OBJECTIVE ->
Every line below that holds the string "Prof" should be copied out.

## Begin RECORDED INFORMATION

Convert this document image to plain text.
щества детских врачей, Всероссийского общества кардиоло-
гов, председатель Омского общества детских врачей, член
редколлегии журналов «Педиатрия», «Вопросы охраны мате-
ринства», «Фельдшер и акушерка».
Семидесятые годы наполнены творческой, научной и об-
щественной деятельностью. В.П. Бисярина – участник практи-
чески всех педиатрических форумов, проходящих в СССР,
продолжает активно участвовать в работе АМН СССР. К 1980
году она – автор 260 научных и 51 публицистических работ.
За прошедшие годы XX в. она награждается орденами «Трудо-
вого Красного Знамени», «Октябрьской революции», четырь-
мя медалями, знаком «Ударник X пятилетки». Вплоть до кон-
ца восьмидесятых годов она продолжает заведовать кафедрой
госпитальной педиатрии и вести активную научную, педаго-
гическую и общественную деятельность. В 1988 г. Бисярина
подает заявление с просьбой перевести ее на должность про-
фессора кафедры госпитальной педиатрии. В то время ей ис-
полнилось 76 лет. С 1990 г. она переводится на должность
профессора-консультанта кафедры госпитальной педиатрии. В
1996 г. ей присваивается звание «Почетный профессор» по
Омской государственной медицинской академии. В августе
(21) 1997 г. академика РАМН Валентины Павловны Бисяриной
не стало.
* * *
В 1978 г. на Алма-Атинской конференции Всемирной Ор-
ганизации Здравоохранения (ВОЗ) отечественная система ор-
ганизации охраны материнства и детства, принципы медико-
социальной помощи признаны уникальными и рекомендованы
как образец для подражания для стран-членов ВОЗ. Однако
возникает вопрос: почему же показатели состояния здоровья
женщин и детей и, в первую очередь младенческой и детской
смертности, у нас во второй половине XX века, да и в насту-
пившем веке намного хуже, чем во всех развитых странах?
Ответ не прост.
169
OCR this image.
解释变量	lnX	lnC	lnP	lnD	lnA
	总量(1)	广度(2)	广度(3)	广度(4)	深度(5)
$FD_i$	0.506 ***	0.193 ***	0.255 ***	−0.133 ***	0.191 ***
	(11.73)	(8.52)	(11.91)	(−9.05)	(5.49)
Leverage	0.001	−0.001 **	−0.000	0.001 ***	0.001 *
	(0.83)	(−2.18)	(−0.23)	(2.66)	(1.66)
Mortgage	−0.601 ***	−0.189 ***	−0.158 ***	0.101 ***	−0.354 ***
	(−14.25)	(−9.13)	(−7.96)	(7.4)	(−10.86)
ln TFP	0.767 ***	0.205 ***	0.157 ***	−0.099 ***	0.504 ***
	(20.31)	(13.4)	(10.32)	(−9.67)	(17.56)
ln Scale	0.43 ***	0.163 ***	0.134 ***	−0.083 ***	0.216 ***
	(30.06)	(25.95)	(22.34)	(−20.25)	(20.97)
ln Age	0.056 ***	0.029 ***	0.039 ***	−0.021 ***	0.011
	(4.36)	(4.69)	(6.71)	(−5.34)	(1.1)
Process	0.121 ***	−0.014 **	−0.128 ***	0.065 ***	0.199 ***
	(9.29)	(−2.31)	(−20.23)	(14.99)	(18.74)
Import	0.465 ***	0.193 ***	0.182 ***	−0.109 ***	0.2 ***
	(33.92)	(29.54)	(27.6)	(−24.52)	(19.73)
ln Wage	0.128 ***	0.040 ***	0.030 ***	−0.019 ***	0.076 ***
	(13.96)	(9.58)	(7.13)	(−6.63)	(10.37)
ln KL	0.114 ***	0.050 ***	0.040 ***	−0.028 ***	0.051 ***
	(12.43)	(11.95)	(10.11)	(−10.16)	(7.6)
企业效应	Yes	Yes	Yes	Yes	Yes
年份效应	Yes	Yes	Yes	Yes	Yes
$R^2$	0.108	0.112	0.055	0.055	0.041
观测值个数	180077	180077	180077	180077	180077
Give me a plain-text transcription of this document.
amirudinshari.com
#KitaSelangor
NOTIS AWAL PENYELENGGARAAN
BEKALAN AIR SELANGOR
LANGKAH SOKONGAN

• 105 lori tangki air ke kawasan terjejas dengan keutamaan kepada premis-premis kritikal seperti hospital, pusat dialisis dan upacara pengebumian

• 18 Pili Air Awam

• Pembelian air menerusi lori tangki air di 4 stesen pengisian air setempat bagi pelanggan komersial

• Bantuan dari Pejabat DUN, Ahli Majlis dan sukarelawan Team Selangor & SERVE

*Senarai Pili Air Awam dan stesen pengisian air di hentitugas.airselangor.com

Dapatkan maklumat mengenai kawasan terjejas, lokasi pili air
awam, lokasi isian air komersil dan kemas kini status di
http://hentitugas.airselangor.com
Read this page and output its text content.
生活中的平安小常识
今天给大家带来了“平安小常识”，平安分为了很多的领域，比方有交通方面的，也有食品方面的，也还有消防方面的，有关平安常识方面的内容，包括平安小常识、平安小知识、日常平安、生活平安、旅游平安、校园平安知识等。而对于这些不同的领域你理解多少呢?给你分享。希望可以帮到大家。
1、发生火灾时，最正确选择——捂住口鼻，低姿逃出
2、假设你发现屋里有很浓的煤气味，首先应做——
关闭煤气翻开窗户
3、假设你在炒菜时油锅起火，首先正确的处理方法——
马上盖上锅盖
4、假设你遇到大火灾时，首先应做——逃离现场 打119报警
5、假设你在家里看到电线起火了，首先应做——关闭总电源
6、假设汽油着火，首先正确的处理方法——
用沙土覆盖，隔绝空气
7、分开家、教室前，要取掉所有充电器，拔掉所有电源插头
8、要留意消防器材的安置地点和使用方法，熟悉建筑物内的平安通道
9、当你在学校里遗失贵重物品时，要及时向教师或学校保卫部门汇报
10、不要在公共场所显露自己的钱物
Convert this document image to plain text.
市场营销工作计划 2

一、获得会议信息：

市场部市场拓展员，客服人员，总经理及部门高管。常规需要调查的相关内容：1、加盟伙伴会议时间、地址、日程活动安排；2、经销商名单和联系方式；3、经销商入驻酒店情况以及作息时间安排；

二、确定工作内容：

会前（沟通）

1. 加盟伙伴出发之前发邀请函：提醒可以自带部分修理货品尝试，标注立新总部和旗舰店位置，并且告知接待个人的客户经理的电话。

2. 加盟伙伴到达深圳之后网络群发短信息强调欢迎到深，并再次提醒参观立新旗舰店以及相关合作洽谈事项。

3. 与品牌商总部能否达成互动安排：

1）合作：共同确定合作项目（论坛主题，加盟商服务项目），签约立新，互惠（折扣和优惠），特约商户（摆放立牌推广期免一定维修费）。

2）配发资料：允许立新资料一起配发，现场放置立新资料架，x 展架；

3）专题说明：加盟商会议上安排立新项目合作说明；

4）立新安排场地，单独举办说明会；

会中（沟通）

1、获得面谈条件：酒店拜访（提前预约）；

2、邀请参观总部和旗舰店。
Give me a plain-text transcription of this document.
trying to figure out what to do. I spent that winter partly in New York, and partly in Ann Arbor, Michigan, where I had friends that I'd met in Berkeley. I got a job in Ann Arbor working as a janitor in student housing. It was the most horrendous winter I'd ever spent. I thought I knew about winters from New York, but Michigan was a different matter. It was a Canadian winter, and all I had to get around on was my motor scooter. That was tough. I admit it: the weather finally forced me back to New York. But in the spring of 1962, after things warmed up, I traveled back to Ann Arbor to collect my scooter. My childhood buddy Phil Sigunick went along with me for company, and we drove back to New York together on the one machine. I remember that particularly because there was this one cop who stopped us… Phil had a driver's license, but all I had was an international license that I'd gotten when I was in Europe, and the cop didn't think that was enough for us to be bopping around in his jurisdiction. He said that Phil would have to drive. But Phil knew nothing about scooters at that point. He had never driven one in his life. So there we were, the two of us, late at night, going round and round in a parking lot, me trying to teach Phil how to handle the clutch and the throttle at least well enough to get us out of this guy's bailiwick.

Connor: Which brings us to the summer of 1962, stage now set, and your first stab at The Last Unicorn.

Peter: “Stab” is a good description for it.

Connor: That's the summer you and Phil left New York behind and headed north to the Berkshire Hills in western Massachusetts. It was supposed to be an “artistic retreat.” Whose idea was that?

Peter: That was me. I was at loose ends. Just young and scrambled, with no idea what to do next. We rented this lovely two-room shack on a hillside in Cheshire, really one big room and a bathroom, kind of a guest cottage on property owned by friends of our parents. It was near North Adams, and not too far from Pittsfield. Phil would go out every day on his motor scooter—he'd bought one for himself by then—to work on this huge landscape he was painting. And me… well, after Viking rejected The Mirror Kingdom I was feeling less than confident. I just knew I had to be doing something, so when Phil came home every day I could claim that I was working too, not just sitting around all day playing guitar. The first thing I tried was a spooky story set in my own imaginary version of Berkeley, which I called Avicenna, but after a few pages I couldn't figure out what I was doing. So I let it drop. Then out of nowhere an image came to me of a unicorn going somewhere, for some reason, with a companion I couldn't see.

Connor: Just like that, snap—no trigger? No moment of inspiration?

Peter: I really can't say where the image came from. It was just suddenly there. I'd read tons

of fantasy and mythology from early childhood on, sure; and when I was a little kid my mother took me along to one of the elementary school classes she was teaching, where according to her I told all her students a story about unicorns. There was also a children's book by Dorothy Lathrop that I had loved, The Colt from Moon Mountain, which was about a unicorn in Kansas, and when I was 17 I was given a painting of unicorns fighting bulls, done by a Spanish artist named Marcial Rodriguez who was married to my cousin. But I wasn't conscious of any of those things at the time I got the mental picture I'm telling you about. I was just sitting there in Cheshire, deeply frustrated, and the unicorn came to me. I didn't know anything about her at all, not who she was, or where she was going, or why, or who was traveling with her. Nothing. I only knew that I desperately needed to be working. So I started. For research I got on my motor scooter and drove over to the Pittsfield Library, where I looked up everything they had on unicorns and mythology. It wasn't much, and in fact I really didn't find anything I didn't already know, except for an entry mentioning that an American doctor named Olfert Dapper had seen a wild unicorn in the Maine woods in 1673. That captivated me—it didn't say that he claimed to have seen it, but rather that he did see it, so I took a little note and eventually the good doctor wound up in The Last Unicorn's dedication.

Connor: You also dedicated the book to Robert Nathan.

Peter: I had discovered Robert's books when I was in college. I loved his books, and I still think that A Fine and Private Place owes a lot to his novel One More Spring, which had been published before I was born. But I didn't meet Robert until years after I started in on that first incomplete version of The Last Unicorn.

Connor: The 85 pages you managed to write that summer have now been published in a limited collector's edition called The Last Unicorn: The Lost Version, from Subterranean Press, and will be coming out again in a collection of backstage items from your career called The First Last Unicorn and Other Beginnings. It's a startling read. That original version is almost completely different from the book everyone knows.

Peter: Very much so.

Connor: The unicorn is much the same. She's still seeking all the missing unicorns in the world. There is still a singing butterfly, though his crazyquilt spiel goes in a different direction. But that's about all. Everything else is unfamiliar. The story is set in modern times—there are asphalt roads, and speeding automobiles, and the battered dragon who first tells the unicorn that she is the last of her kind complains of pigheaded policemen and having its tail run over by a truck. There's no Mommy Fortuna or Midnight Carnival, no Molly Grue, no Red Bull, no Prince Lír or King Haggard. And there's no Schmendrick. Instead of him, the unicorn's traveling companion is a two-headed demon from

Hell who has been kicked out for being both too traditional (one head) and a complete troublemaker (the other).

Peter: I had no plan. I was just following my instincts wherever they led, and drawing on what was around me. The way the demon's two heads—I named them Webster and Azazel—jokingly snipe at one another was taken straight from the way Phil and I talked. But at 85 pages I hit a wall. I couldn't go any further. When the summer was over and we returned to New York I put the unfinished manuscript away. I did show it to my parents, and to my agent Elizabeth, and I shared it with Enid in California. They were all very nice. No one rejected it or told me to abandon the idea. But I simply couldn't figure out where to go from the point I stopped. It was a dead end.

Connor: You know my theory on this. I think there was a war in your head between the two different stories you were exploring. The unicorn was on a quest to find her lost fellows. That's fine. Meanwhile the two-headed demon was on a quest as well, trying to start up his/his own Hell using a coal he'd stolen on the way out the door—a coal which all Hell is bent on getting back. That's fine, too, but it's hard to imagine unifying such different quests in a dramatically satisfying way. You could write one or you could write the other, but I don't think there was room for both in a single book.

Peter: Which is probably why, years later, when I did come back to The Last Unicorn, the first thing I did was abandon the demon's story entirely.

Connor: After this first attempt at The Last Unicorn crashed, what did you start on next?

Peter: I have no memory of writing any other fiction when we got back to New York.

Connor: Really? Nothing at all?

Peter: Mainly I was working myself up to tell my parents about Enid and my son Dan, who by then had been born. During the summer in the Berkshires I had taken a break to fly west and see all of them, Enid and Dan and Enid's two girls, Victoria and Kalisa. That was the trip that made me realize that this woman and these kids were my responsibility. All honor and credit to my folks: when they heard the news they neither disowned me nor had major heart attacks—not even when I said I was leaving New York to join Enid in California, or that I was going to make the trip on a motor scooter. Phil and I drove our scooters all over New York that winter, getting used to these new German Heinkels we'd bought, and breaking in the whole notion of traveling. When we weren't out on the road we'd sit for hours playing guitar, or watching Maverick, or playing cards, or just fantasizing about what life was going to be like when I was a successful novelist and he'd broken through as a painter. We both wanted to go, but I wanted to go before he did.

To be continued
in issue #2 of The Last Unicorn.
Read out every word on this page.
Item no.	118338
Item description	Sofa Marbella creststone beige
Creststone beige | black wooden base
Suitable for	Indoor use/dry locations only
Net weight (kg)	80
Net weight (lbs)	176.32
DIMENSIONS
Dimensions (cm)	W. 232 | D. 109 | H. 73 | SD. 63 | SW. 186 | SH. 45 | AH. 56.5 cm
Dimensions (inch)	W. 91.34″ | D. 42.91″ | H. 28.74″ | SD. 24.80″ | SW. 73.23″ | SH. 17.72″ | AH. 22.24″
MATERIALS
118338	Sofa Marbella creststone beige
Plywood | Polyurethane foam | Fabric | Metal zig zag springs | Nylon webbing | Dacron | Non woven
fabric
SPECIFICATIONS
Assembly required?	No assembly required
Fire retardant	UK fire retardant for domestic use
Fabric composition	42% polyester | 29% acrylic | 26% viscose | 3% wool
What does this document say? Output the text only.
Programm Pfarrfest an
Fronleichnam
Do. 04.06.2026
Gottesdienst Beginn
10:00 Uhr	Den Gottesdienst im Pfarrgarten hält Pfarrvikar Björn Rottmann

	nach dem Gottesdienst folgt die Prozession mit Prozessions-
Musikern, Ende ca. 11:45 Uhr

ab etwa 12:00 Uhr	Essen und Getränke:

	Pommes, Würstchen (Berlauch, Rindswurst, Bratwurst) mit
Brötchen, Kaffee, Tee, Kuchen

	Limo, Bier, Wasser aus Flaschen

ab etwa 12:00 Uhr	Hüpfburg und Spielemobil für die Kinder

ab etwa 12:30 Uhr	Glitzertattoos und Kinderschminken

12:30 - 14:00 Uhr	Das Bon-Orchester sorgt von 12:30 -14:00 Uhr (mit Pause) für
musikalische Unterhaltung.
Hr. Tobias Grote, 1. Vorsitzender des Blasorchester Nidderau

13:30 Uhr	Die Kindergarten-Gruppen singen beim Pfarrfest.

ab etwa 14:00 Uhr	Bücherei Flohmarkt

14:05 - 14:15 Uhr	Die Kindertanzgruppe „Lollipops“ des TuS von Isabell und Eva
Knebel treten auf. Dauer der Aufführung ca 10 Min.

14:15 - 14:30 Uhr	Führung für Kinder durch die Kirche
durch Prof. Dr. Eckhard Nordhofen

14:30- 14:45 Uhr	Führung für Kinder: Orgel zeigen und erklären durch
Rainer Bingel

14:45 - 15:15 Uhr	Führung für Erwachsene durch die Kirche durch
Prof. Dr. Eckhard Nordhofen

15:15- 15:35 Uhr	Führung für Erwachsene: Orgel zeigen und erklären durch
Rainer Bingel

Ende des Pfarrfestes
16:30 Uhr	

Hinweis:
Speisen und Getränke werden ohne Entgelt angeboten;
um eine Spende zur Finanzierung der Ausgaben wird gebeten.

## End RECORDED INFORMATION

EXERCISE OUTPUT ->
durch Prof. Dr. Eckhard Nordhofen
Prof. Dr. Eckhard Nordhofen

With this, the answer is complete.